=== GIVEN INSTRUCTION ===
In the data below, find every line with the string "title" and pull it out.

Dataset rows about figures
------

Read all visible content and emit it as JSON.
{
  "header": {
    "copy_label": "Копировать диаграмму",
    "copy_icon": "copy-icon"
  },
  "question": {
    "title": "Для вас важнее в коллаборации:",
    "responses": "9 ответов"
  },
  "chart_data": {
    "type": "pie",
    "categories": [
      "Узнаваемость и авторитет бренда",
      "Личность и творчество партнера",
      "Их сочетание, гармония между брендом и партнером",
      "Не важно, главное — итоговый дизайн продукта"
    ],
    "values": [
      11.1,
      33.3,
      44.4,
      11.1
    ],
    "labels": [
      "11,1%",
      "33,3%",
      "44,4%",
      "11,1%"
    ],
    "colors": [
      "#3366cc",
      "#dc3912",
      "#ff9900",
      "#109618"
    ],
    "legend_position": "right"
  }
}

------

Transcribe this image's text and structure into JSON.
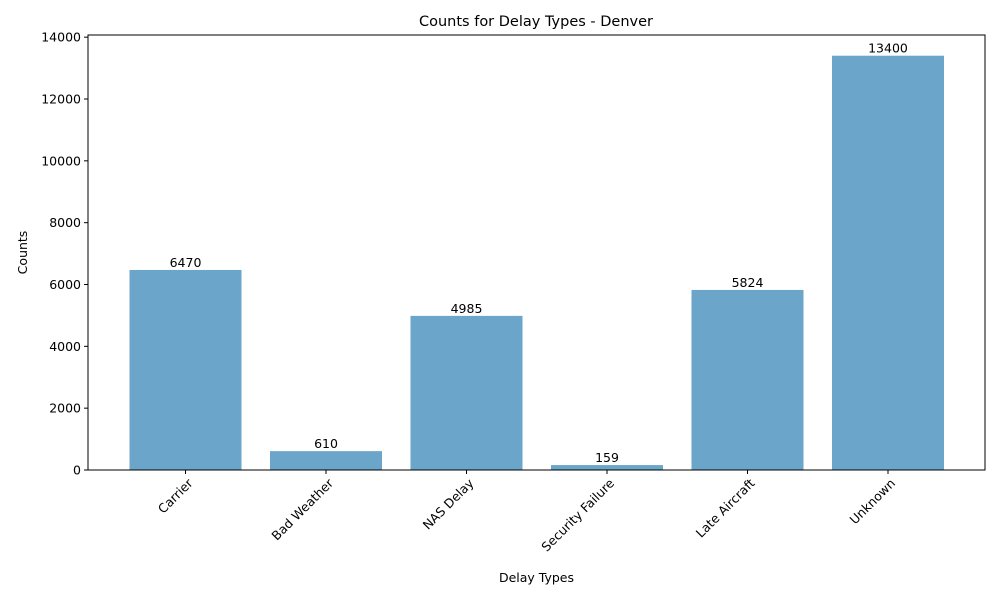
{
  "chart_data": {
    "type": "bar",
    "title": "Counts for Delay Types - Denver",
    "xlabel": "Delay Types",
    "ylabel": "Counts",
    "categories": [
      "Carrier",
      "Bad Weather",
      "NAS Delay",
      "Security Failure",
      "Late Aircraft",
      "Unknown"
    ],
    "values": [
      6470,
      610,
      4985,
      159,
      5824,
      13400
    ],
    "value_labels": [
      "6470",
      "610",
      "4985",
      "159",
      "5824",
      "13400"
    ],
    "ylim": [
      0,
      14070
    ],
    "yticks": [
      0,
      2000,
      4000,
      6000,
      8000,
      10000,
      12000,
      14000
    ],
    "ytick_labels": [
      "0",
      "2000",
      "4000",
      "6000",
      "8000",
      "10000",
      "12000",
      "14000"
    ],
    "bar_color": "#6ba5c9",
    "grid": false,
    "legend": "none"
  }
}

------

=== SOLVED EXERCISE ===
    "title": "Для вас важнее в коллаборации:",
    "title": "Counts for Delay Types - Denver",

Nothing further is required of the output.